> _GIVEN INSTRUCTION_: Print out each record below, unaltered and complete, without its images.

> _SOURCE DATA_:
•••
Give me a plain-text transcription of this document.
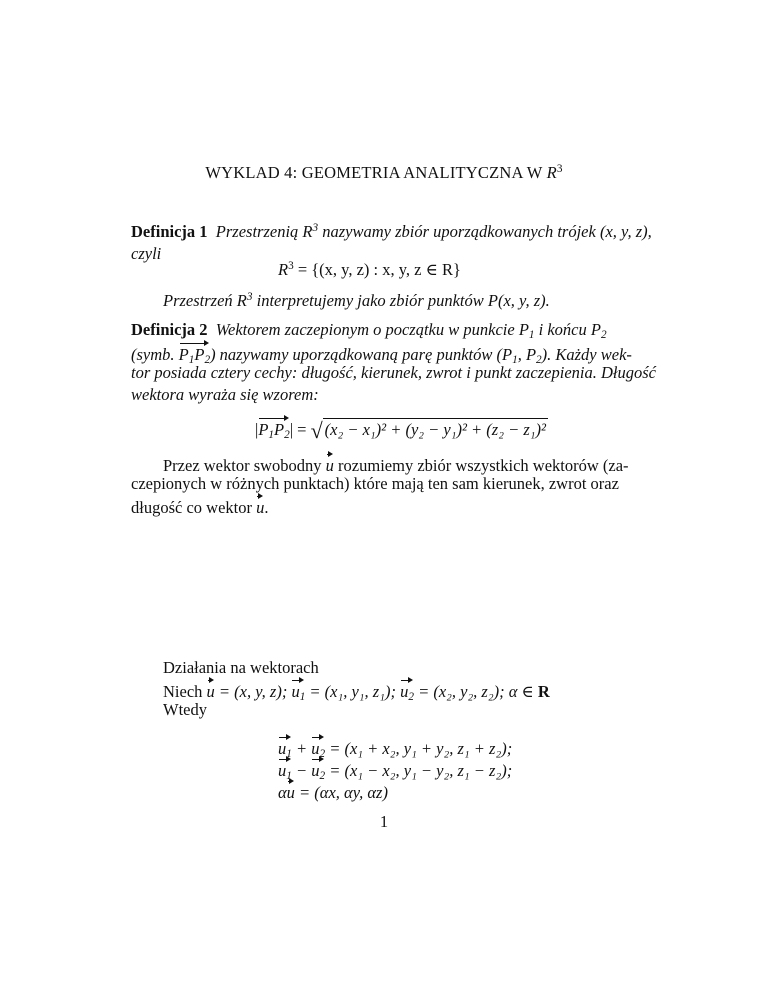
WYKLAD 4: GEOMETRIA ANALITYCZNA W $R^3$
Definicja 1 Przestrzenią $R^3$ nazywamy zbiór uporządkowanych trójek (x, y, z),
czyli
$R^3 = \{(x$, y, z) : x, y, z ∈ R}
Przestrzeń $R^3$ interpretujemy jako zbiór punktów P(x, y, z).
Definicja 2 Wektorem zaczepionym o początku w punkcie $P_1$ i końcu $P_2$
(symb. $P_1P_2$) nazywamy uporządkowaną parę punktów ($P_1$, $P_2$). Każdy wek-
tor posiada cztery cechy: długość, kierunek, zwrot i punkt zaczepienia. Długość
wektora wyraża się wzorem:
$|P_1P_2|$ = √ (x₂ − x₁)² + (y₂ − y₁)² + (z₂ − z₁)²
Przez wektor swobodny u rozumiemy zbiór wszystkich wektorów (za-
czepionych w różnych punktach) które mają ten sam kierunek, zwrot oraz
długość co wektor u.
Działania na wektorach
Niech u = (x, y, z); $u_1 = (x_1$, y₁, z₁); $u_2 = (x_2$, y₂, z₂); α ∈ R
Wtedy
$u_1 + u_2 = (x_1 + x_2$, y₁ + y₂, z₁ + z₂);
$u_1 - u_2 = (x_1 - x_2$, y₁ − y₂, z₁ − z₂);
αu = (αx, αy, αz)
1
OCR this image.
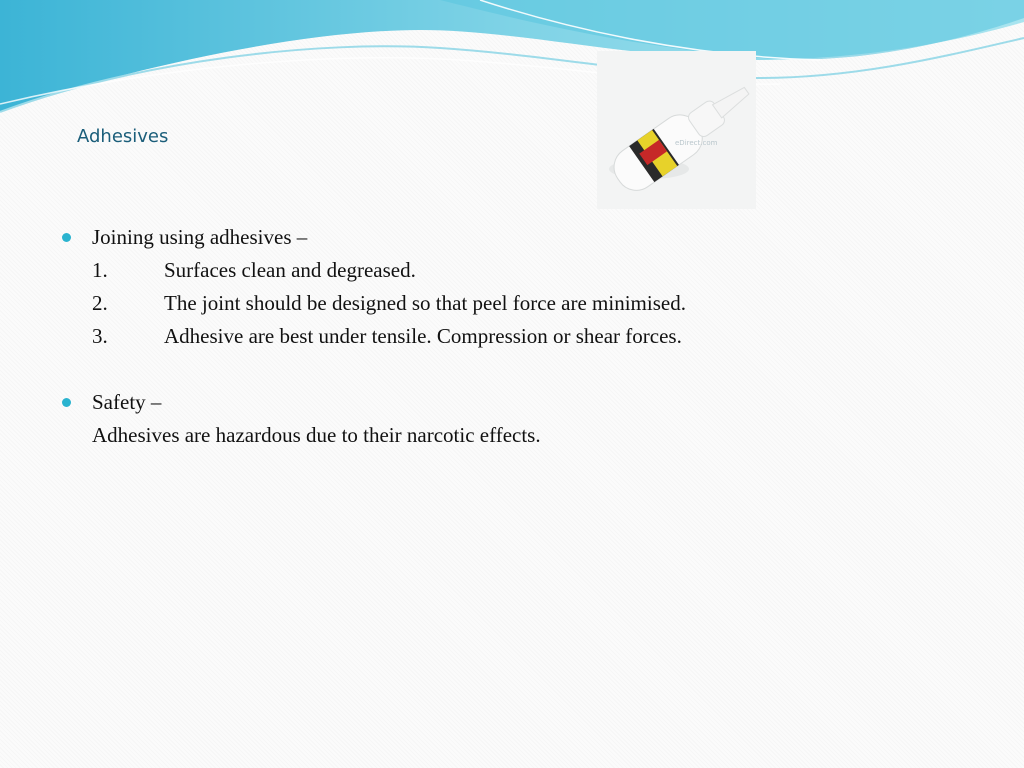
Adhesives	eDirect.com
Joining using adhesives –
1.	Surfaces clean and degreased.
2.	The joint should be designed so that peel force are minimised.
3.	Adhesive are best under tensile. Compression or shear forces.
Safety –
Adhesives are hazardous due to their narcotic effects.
•••
> _SOLUTION_:
Give me a plain-text transcription of this document.
WYKLAD 4: GEOMETRIA ANALITYCZNA W $R^3$
Definicja 1 Przestrzenią $R^3$ nazywamy zbiór uporządkowanych trójek (x, y, z),
czyli
$R^3 = \{(x$, y, z) : x, y, z ∈ R}
Przestrzeń $R^3$ interpretujemy jako zbiór punktów P(x, y, z).
Definicja 2 Wektorem zaczepionym o początku w punkcie $P_1$ i końcu $P_2$
(symb. $P_1P_2$) nazywamy uporządkowaną parę punktów ($P_1$, $P_2$). Każdy wek-
tor posiada cztery cechy: długość, kierunek, zwrot i punkt zaczepienia. Długość
wektora wyraża się wzorem:
$|P_1P_2|$ = √ (x₂ − x₁)² + (y₂ − y₁)² + (z₂ − z₁)²
Przez wektor swobodny u rozumiemy zbiór wszystkich wektorów (za-
czepionych w różnych punktach) które mają ten sam kierunek, zwrot oraz
długość co wektor u.
Działania na wektorach
Niech u = (x, y, z); $u_1 = (x_1$, y₁, z₁); $u_2 = (x_2$, y₂, z₂); α ∈ R
Wtedy
$u_1 + u_2 = (x_1 + x_2$, y₁ + y₂, z₁ + z₂);
$u_1 - u_2 = (x_1 - x_2$, y₁ − y₂, z₁ − z₂);
αu = (αx, αy, αz)
1
OCR this image.
Adhesives	eDirect.com
Joining using adhesives –
1.	Surfaces clean and degreased.
2.	The joint should be designed so that peel force are minimised.
3.	Adhesive are best under tensile. Compression or shear forces.
Safety –
Adhesives are hazardous due to their narcotic effects.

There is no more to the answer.